▶ [What to do]:
Nothing in the records may be left out or altered; reproduce them all exactly.

Stored dataset items:
-------------------------

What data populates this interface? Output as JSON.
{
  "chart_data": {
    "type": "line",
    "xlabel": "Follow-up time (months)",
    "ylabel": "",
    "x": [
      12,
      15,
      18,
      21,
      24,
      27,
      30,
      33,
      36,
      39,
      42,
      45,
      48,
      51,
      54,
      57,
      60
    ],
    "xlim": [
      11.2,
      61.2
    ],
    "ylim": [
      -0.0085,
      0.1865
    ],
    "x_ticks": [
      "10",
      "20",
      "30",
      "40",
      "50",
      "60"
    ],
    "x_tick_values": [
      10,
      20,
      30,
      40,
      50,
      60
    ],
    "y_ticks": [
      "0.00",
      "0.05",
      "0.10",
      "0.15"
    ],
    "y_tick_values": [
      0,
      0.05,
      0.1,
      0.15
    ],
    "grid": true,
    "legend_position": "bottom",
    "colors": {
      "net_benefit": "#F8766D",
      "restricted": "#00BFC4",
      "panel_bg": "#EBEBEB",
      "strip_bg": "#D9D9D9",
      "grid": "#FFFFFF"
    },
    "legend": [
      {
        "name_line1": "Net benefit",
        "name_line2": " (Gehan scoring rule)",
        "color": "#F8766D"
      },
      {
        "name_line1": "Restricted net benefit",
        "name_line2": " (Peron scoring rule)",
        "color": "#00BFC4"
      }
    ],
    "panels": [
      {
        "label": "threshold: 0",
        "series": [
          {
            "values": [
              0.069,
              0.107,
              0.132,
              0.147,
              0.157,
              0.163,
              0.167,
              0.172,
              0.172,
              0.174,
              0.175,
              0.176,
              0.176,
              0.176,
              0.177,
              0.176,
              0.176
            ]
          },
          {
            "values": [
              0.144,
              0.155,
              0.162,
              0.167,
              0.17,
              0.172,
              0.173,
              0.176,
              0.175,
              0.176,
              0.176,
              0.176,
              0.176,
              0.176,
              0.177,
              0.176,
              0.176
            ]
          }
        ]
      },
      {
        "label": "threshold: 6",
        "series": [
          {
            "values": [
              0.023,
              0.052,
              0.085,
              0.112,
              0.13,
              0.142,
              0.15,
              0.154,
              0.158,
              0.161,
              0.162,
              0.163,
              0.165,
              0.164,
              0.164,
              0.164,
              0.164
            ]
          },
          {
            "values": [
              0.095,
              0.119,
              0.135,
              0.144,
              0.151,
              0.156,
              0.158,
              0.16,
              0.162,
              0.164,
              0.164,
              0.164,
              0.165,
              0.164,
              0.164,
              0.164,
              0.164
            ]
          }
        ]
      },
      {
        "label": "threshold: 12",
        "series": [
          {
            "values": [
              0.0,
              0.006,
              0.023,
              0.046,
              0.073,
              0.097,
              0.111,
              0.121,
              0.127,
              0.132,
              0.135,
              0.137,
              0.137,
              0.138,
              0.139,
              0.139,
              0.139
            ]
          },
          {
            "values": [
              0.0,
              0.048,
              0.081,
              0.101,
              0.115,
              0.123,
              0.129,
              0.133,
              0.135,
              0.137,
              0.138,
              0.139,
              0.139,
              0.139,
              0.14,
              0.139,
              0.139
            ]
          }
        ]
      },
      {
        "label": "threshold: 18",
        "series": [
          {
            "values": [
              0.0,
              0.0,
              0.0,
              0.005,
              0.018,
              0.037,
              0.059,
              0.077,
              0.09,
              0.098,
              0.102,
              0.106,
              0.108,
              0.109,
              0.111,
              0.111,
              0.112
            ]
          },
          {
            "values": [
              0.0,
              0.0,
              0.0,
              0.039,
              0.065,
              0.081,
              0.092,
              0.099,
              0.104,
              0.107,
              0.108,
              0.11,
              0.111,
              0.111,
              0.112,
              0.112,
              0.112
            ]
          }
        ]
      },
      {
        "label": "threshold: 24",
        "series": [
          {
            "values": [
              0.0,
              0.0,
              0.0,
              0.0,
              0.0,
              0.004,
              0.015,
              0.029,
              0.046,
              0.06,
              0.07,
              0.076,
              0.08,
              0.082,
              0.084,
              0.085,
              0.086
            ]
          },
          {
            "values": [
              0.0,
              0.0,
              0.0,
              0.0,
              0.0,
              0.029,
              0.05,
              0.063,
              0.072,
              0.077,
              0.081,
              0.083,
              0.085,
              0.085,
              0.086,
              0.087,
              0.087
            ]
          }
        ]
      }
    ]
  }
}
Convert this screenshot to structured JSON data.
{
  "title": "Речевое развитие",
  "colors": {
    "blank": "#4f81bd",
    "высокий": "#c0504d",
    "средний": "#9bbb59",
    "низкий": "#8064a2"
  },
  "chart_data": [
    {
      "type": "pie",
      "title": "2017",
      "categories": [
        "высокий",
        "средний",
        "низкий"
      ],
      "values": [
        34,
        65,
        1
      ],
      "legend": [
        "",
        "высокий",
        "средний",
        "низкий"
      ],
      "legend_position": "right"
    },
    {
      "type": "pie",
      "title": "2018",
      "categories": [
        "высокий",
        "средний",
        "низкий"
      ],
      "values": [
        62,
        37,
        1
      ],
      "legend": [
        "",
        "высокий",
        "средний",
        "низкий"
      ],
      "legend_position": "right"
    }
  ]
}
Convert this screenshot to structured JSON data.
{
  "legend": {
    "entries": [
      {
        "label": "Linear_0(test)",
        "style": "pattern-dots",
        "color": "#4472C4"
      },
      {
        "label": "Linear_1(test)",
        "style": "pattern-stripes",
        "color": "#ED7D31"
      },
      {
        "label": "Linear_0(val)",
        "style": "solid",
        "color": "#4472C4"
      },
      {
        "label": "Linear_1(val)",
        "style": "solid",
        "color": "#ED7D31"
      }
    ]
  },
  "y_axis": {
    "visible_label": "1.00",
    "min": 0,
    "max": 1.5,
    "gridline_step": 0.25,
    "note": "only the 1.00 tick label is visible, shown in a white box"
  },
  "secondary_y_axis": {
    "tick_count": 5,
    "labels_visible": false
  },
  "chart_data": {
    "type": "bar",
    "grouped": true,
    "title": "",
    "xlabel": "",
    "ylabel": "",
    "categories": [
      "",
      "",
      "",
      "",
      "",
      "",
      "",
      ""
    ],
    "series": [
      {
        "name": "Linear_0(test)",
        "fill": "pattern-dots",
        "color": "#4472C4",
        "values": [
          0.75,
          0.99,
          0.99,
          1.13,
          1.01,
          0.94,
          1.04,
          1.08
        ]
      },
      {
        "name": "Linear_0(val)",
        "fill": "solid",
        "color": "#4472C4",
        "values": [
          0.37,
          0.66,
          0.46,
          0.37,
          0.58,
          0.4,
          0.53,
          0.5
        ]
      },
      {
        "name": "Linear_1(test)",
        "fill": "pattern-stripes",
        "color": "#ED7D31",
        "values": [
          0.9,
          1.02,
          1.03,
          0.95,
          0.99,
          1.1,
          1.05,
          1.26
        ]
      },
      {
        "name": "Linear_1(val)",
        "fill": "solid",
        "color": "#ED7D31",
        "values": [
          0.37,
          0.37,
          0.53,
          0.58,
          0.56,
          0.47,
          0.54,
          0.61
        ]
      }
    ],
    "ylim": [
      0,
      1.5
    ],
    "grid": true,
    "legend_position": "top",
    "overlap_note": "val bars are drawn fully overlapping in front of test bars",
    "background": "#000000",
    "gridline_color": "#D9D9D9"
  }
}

-------------------------

▶ [Written solution]:
What data populates this interface? Output as JSON.
{
  "chart_data": {
    "type": "line",
    "xlabel": "Follow-up time (months)",
    "ylabel": "",
    "x": [
      12,
      15,
      18,
      21,
      24,
      27,
      30,
      33,
      36,
      39,
      42,
      45,
      48,
      51,
      54,
      57,
      60
    ],
    "xlim": [
      11.2,
      61.2
    ],
    "ylim": [
      -0.0085,
      0.1865
    ],
    "x_ticks": [
      "10",
      "20",
      "30",
      "40",
      "50",
      "60"
    ],
    "x_tick_values": [
      10,
      20,
      30,
      40,
      50,
      60
    ],
    "y_ticks": [
      "0.00",
      "0.05",
      "0.10",
      "0.15"
    ],
    "y_tick_values": [
      0,
      0.05,
      0.1,
      0.15
    ],
    "grid": true,
    "legend_position": "bottom",
    "colors": {
      "net_benefit": "#F8766D",
      "restricted": "#00BFC4",
      "panel_bg": "#EBEBEB",
      "strip_bg": "#D9D9D9",
      "grid": "#FFFFFF"
    },
    "legend": [
      {
        "name_line1": "Net benefit",
        "name_line2": " (Gehan scoring rule)",
        "color": "#F8766D"
      },
      {
        "name_line1": "Restricted net benefit",
        "name_line2": " (Peron scoring rule)",
        "color": "#00BFC4"
      }
    ],
    "panels": [
      {
        "label": "threshold: 0",
        "series": [
          {
            "values": [
              0.069,
              0.107,
              0.132,
              0.147,
              0.157,
              0.163,
              0.167,
              0.172,
              0.172,
              0.174,
              0.175,
              0.176,
              0.176,
              0.176,
              0.177,
              0.176,
              0.176
            ]
          },
          {
            "values": [
              0.144,
              0.155,
              0.162,
              0.167,
              0.17,
              0.172,
              0.173,
              0.176,
              0.175,
              0.176,
              0.176,
              0.176,
              0.176,
              0.176,
              0.177,
              0.176,
              0.176
            ]
          }
        ]
      },
      {
        "label": "threshold: 6",
        "series": [
          {
            "values": [
              0.023,
              0.052,
              0.085,
              0.112,
              0.13,
              0.142,
              0.15,
              0.154,
              0.158,
              0.161,
              0.162,
              0.163,
              0.165,
              0.164,
              0.164,
              0.164,
              0.164
            ]
          },
          {
            "values": [
              0.095,
              0.119,
              0.135,
              0.144,
              0.151,
              0.156,
              0.158,
              0.16,
              0.162,
              0.164,
              0.164,
              0.164,
              0.165,
              0.164,
              0.164,
              0.164,
              0.164
            ]
          }
        ]
      },
      {
        "label": "threshold: 12",
        "series": [
          {
            "values": [
              0.0,
              0.006,
              0.023,
              0.046,
              0.073,
              0.097,
              0.111,
              0.121,
              0.127,
              0.132,
              0.135,
              0.137,
              0.137,
              0.138,
              0.139,
              0.139,
              0.139
            ]
          },
          {
            "values": [
              0.0,
              0.048,
              0.081,
              0.101,
              0.115,
              0.123,
              0.129,
              0.133,
              0.135,
              0.137,
              0.138,
              0.139,
              0.139,
              0.139,
              0.14,
              0.139,
              0.139
            ]
          }
        ]
      },
      {
        "label": "threshold: 18",
        "series": [
          {
            "values": [
              0.0,
              0.0,
              0.0,
              0.005,
              0.018,
              0.037,
              0.059,
              0.077,
              0.09,
              0.098,
              0.102,
              0.106,
              0.108,
              0.109,
              0.111,
              0.111,
              0.112
            ]
          },
          {
            "values": [
              0.0,
              0.0,
              0.0,
              0.039,
              0.065,
              0.081,
              0.092,
              0.099,
              0.104,
              0.107,
              0.108,
              0.11,
              0.111,
              0.111,
              0.112,
              0.112,
              0.112
            ]
          }
        ]
      },
      {
        "label": "threshold: 24",
        "series": [
          {
            "values": [
              0.0,
              0.0,
              0.0,
              0.0,
              0.0,
              0.004,
              0.015,
              0.029,
              0.046,
              0.06,
              0.07,
              0.076,
              0.08,
              0.082,
              0.084,
              0.085,
              0.086
            ]
          },
          {
            "values": [
              0.0,
              0.0,
              0.0,
              0.0,
              0.0,
              0.029,
              0.05,
              0.063,
              0.072,
              0.077,
              0.081,
              0.083,
              0.085,
              0.085,
              0.086,
              0.087,
              0.087
            ]
          }
        ]
      }
    ]
  }
}
Convert this screenshot to structured JSON data.
{
  "title": "Речевое развитие",
  "colors": {
    "blank": "#4f81bd",
    "высокий": "#c0504d",
    "средний": "#9bbb59",
    "низкий": "#8064a2"
  },
  "chart_data": [
    {
      "type": "pie",
      "title": "2017",
      "categories": [
        "высокий",
        "средний",
        "низкий"
      ],
      "values": [
        34,
        65,
        1
      ],
      "legend": [
        "",
        "высокий",
        "средний",
        "низкий"
      ],
      "legend_position": "right"
    },
    {
      "type": "pie",
      "title": "2018",
      "categories": [
        "высокий",
        "средний",
        "низкий"
      ],
      "values": [
        62,
        37,
        1
      ],
      "legend": [
        "",
        "высокий",
        "средний",
        "низкий"
      ],
      "legend_position": "right"
    }
  ]
}
Convert this screenshot to structured JSON data.
{
  "legend": {
    "entries": [
      {
        "label": "Linear_0(test)",
        "style": "pattern-dots",
        "color": "#4472C4"
      },
      {
        "label": "Linear_1(test)",
        "style": "pattern-stripes",
        "color": "#ED7D31"
      },
      {
        "label": "Linear_0(val)",
        "style": "solid",
        "color": "#4472C4"
      },
      {
        "label": "Linear_1(val)",
        "style": "solid",
        "color": "#ED7D31"
      }
    ]
  },
  "y_axis": {
    "visible_label": "1.00",
    "min": 0,
    "max": 1.5,
    "gridline_step": 0.25,
    "note": "only the 1.00 tick label is visible, shown in a white box"
  },
  "secondary_y_axis": {
    "tick_count": 5,
    "labels_visible": false
  },
  "chart_data": {
    "type": "bar",
    "grouped": true,
    "title": "",
    "xlabel": "",
    "ylabel": "",
    "categories": [
      "",
      "",
      "",
      "",
      "",
      "",
      "",
      ""
    ],
    "series": [
      {
        "name": "Linear_0(test)",
        "fill": "pattern-dots",
        "color": "#4472C4",
        "values": [
          0.75,
          0.99,
          0.99,
          1.13,
          1.01,
          0.94,
          1.04,
          1.08
        ]
      },
      {
        "name": "Linear_0(val)",
        "fill": "solid",
        "color": "#4472C4",
        "values": [
          0.37,
          0.66,
          0.46,
          0.37,
          0.58,
          0.4,
          0.53,
          0.5
        ]
      },
      {
        "name": "Linear_1(test)",
        "fill": "pattern-stripes",
        "color": "#ED7D31",
        "values": [
          0.9,
          1.02,
          1.03,
          0.95,
          0.99,
          1.1,
          1.05,
          1.26
        ]
      },
      {
        "name": "Linear_1(val)",
        "fill": "solid",
        "color": "#ED7D31",
        "values": [
          0.37,
          0.37,
          0.53,
          0.58,
          0.56,
          0.47,
          0.54,
          0.61
        ]
      }
    ],
    "ylim": [
      0,
      1.5
    ],
    "grid": true,
    "legend_position": "top",
    "overlap_note": "val bars are drawn fully overlapping in front of test bars",
    "background": "#000000",
    "gridline_color": "#D9D9D9"
  }
}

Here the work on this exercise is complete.